▶ [Material for this task]

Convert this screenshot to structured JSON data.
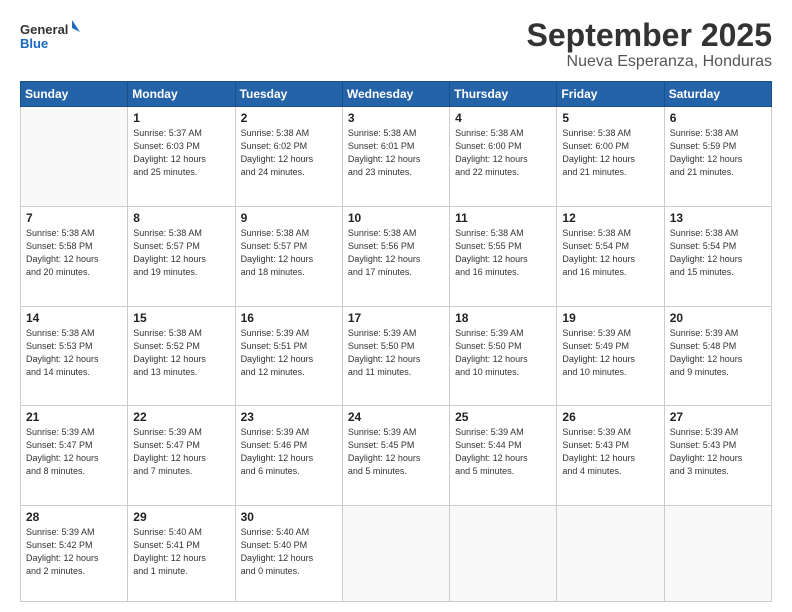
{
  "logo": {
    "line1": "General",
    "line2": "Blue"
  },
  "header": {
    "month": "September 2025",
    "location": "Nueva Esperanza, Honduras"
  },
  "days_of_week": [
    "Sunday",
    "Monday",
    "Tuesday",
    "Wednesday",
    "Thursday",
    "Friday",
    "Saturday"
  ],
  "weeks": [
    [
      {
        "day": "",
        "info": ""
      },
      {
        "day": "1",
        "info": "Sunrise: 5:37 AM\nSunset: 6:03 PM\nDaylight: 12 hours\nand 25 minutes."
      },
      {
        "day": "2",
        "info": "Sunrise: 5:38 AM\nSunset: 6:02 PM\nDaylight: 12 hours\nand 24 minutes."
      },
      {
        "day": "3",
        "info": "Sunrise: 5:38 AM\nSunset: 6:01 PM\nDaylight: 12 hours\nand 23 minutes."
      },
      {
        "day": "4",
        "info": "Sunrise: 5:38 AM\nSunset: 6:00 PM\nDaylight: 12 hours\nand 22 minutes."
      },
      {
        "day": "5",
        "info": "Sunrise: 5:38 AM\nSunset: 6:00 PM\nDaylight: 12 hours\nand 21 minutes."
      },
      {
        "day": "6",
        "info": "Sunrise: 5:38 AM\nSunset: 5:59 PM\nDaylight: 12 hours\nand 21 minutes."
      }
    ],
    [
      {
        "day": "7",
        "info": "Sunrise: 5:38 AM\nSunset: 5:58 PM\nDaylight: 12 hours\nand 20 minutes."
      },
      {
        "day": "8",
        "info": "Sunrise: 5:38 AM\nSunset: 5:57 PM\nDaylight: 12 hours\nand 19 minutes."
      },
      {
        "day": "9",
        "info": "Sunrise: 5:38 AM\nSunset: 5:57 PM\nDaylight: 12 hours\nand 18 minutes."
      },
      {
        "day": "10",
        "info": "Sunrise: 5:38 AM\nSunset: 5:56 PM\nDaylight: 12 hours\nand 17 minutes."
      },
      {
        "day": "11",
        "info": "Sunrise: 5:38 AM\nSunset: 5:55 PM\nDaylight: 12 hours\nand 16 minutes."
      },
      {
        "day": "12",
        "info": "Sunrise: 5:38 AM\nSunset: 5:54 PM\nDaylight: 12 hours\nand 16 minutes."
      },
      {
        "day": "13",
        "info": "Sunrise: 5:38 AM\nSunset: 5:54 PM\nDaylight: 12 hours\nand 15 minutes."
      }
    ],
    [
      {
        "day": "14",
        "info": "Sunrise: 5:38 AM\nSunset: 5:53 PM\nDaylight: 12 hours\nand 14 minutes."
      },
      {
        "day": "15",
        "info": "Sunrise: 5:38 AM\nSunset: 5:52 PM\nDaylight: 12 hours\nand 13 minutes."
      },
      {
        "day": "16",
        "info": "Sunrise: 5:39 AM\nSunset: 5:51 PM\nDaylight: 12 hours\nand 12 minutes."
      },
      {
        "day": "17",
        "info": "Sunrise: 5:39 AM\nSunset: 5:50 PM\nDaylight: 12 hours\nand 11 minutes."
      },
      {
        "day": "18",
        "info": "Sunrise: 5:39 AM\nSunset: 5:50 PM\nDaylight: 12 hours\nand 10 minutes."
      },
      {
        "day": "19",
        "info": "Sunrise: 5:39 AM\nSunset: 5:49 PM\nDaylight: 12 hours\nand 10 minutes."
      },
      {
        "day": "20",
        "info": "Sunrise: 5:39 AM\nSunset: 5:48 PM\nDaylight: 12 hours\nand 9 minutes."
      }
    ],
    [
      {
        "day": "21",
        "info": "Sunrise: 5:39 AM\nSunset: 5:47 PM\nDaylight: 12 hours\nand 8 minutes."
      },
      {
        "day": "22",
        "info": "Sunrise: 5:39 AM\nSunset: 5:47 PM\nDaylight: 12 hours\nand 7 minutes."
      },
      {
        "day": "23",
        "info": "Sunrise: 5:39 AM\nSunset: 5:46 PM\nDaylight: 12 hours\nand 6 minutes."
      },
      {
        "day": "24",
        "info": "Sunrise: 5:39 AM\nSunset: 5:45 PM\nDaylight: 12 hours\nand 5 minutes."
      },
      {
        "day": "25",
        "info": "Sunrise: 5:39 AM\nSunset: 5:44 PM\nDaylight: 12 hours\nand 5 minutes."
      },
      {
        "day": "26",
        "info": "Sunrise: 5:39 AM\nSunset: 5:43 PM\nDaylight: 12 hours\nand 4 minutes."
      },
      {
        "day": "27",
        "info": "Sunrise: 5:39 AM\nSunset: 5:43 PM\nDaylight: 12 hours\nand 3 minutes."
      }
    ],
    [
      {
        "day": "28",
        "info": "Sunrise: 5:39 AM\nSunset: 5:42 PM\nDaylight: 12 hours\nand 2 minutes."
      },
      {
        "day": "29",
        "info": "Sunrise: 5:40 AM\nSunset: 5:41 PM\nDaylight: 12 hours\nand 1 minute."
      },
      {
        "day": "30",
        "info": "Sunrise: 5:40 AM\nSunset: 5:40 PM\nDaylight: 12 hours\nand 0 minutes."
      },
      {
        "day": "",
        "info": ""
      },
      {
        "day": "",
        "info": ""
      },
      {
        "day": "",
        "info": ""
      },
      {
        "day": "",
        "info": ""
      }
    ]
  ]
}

...

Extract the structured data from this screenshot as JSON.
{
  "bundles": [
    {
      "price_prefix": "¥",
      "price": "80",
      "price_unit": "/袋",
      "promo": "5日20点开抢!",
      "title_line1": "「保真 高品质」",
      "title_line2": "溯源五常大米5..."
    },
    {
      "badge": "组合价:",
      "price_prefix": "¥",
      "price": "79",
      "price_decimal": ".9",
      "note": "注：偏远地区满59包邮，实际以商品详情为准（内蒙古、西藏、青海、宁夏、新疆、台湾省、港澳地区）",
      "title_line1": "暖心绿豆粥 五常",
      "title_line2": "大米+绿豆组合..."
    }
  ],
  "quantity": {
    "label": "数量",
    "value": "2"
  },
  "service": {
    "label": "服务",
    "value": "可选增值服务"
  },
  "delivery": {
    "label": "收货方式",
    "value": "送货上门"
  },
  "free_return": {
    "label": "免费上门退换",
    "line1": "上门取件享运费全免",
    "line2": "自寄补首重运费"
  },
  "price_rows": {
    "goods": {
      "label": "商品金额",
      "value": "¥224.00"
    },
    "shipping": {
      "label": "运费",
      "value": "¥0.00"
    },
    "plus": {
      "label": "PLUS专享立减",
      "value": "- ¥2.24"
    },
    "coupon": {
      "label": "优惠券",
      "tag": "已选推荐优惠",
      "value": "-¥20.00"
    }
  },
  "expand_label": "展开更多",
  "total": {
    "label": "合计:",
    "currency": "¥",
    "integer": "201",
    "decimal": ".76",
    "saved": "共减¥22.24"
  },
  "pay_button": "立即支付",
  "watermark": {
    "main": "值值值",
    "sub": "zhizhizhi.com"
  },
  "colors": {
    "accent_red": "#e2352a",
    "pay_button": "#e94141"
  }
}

* * *

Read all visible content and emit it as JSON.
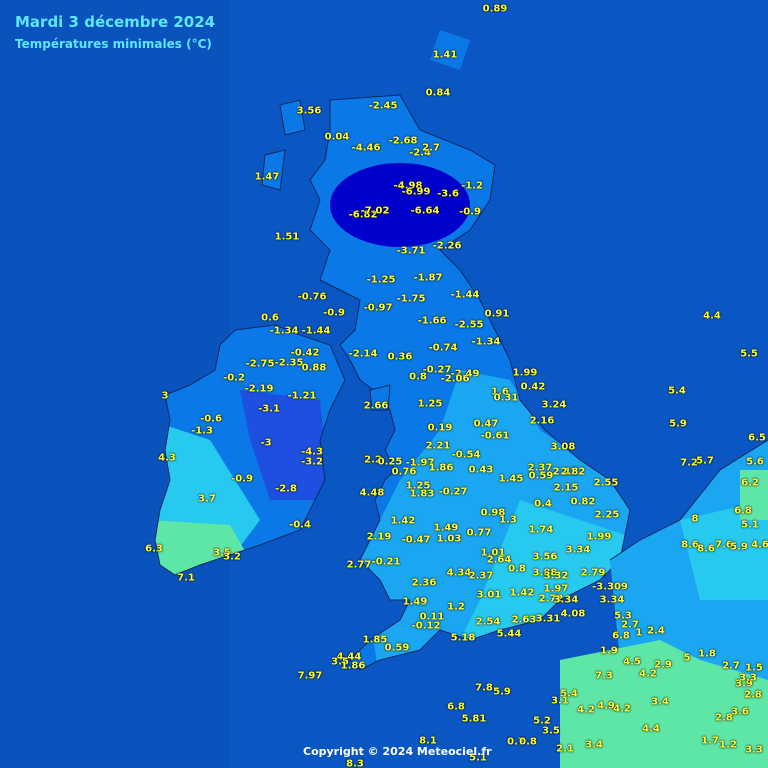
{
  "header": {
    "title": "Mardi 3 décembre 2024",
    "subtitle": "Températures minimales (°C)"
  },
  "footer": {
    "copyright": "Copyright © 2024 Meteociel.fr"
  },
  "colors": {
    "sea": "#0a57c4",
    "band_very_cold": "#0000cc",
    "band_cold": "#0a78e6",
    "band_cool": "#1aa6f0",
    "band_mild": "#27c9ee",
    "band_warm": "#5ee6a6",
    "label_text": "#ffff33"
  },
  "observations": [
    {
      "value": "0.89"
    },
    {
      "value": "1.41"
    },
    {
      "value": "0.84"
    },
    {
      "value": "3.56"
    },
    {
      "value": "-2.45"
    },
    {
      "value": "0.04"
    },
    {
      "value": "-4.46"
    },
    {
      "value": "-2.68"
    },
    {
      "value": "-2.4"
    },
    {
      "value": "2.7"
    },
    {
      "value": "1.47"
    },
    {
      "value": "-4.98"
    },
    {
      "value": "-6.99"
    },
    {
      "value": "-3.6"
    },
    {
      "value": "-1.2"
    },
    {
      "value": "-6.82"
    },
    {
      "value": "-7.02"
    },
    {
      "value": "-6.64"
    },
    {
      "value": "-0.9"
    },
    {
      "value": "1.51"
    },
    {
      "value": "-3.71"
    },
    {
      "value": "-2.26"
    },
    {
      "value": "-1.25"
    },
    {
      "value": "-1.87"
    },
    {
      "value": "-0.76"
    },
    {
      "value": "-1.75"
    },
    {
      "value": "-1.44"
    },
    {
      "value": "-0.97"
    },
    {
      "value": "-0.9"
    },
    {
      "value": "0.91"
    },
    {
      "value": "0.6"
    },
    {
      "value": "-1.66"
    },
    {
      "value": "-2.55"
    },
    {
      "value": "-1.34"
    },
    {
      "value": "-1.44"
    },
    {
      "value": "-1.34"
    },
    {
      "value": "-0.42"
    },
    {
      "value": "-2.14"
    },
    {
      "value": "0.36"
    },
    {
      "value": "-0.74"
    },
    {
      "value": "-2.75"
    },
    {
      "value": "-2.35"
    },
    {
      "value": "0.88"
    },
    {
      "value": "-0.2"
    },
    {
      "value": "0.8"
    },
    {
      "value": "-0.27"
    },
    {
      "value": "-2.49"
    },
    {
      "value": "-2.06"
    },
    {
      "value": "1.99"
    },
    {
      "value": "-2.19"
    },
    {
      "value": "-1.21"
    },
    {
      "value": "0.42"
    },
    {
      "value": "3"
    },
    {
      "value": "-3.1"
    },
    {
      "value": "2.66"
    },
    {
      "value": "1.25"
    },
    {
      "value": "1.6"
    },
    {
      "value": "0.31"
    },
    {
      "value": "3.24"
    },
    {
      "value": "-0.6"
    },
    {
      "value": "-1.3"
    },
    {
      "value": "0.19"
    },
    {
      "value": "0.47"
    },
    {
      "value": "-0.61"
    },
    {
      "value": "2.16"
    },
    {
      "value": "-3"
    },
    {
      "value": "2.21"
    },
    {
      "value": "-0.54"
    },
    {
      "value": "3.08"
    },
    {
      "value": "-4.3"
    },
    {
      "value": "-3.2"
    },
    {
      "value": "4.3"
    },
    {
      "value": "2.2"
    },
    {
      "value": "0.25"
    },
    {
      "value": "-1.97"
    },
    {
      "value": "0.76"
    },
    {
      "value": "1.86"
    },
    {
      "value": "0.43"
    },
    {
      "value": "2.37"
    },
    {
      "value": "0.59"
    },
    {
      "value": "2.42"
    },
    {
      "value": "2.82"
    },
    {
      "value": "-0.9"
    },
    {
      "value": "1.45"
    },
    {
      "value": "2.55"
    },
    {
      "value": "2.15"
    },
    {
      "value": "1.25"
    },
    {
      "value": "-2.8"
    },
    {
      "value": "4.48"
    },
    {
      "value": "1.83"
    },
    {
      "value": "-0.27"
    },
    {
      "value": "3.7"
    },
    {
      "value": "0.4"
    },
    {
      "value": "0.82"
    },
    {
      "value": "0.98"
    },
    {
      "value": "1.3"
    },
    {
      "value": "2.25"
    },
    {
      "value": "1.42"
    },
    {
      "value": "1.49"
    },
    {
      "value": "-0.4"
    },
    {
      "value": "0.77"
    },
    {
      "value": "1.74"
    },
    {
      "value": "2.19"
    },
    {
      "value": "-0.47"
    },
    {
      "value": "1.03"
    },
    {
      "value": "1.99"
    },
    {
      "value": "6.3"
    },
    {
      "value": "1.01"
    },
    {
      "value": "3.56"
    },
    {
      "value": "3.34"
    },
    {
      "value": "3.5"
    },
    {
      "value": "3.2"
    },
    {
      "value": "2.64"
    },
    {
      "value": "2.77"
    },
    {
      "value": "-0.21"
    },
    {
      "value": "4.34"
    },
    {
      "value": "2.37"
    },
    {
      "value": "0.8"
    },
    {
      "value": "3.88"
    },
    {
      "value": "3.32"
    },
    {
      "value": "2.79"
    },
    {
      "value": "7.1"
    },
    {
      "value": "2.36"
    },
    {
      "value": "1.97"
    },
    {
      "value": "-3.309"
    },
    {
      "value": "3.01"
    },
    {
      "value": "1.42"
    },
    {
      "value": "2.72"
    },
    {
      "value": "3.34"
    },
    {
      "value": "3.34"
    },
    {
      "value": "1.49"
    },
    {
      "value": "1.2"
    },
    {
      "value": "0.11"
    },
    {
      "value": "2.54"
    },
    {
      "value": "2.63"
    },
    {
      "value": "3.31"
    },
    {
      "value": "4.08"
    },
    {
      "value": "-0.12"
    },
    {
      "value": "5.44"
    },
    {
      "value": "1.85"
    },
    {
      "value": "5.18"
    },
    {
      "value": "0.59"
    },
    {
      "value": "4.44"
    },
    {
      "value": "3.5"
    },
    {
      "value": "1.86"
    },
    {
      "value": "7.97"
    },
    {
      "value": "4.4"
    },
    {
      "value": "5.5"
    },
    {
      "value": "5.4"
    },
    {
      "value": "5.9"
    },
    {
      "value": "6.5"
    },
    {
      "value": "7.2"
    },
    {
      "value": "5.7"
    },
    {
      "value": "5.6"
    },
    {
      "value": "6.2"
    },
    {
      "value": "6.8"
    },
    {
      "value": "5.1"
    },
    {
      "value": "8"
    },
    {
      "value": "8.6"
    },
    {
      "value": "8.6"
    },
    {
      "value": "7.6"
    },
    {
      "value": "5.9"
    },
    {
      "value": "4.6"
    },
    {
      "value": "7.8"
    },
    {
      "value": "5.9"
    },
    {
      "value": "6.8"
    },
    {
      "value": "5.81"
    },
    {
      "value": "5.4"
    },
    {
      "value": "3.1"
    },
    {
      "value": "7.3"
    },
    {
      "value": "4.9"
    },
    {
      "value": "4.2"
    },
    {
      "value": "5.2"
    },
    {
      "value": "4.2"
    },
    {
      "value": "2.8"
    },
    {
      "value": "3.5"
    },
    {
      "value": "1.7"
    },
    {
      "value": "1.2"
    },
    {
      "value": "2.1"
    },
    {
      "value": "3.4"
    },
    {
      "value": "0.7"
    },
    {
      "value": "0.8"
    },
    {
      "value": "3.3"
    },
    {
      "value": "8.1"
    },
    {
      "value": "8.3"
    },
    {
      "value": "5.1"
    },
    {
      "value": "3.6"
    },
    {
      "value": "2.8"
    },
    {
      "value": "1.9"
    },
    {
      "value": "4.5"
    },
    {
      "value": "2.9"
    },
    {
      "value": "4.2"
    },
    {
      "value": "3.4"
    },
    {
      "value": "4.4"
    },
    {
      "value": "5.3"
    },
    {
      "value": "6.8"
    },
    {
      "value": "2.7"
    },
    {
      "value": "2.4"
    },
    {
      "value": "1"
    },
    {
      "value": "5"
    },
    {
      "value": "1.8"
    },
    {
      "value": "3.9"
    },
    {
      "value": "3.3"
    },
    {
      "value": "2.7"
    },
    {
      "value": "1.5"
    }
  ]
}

▶ [What the exercise asks] Search the records above for the string "JSON". Copy every line that contains it.

▶ [Correct response]
Convert this screenshot to structured JSON data.
Extract the structured data from this screenshot as JSON.
Read all visible content and emit it as JSON.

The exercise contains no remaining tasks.